Items from a dataset:
╭──

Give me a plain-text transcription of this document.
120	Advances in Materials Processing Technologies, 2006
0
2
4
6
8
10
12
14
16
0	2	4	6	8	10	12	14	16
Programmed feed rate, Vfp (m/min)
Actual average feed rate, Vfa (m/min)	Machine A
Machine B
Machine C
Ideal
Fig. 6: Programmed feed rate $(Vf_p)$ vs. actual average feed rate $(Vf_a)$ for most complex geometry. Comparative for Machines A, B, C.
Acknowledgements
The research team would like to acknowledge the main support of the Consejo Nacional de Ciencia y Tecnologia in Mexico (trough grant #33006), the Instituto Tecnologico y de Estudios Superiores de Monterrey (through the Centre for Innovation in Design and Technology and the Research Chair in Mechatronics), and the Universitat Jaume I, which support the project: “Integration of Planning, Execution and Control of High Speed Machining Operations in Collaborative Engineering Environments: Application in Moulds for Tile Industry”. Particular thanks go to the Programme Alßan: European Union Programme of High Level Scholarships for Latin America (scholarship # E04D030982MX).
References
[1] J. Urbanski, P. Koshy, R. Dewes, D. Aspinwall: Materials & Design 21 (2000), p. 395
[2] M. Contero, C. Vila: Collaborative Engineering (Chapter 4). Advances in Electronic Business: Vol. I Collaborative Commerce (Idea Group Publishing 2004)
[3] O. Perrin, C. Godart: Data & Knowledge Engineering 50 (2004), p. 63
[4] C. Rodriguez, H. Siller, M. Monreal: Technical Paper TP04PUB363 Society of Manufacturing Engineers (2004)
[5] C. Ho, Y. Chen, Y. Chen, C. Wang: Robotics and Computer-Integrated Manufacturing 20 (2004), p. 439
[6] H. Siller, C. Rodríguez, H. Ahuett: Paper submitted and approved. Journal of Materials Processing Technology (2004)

╰──

◆ CHALLENGE ◆
Copy out all lines that carry the word "feed".

◆ PROBLEM SOLUTION ◆
Programmed feed rate, Vfp (m/min)
Actual average feed rate, Vfa (m/min)	Machine A
Fig. 6: Programmed feed rate $(Vf_p)$ vs. actual average feed rate $(Vf_a)$ for most complex geometry. Comparative for Machines A, B, C.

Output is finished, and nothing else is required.